How many lines in the listing below contain the string "未注册用户", matching case exactly? Reply with the number alone.

-----

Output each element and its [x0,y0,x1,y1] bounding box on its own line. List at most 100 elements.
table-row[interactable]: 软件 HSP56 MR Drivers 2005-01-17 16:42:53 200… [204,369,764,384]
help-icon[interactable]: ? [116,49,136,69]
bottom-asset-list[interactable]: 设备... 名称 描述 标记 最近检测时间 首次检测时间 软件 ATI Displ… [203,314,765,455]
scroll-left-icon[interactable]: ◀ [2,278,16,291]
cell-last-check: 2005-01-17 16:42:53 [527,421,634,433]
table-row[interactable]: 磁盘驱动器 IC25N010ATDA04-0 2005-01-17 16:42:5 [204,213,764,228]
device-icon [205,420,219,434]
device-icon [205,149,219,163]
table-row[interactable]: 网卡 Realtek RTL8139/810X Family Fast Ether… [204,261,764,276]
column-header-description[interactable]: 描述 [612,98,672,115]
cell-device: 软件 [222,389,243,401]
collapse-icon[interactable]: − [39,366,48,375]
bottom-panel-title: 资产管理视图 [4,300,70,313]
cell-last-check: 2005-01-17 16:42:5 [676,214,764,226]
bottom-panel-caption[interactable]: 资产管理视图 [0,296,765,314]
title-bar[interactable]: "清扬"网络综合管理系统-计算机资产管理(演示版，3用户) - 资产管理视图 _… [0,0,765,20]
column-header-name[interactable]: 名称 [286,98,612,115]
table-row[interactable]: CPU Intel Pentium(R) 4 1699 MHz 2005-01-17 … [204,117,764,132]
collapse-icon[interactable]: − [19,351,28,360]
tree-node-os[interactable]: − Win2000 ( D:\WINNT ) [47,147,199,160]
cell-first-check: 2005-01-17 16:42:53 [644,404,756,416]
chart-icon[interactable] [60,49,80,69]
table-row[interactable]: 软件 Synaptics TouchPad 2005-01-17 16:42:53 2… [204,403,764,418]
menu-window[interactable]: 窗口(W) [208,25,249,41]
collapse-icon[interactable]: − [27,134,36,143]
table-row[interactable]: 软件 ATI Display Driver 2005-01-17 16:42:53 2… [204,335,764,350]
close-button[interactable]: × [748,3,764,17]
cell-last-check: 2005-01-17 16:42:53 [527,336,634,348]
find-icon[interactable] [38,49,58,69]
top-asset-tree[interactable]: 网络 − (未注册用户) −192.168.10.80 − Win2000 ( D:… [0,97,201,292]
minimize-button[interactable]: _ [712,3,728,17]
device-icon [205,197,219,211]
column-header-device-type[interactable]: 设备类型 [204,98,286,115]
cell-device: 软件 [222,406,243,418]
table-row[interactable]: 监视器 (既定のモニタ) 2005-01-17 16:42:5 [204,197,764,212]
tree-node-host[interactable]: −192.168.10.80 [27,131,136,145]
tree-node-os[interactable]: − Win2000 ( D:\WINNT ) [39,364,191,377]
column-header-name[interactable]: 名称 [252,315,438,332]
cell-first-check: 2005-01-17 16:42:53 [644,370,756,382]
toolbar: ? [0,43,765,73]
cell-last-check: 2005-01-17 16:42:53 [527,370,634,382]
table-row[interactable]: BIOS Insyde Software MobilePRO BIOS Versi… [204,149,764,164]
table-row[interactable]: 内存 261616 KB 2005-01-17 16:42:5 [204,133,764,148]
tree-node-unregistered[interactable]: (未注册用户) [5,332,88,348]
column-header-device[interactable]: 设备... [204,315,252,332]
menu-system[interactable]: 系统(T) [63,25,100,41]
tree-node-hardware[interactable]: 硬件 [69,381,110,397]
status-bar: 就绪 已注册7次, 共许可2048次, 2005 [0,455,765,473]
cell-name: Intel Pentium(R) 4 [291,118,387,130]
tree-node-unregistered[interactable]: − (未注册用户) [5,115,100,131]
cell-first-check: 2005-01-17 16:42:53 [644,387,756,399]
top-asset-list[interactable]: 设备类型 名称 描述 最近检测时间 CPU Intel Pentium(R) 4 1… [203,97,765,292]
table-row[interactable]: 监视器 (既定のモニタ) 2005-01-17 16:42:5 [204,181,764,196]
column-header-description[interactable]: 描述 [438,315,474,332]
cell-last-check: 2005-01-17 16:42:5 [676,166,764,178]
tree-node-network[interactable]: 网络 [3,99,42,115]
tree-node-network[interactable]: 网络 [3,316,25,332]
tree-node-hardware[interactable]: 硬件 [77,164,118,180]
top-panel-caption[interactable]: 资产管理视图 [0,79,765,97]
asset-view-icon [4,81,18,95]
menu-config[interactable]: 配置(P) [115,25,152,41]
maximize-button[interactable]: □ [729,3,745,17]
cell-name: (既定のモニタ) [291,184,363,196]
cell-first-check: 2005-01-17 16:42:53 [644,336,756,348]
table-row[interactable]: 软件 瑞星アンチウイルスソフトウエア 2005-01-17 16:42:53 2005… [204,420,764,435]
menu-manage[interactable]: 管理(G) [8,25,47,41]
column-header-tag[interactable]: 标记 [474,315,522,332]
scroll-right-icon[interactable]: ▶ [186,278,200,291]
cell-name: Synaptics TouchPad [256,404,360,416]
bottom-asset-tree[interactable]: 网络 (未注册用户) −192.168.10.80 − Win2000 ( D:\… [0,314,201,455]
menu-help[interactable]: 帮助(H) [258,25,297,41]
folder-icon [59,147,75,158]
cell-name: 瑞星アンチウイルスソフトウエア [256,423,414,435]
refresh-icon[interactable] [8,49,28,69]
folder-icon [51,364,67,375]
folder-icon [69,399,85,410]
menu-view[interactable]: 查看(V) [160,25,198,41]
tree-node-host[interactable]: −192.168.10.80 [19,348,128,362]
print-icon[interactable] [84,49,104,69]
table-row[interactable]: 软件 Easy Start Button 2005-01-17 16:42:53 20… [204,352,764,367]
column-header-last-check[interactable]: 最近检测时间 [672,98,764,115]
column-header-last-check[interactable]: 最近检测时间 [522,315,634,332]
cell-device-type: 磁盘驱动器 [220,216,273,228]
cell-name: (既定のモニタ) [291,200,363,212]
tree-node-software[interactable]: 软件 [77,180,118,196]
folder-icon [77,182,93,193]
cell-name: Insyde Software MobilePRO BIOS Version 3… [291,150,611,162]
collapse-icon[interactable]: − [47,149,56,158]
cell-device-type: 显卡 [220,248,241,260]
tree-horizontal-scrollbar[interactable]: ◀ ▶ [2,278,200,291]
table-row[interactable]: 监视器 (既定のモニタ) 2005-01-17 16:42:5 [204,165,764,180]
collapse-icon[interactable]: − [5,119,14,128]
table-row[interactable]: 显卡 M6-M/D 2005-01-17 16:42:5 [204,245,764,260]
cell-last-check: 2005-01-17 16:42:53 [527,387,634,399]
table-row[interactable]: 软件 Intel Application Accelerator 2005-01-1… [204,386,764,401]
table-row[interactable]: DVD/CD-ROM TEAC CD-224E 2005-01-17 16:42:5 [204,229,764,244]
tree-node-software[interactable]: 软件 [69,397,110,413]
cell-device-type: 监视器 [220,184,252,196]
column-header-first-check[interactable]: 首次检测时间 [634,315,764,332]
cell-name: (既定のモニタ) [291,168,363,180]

-----

Response to this exercise:
4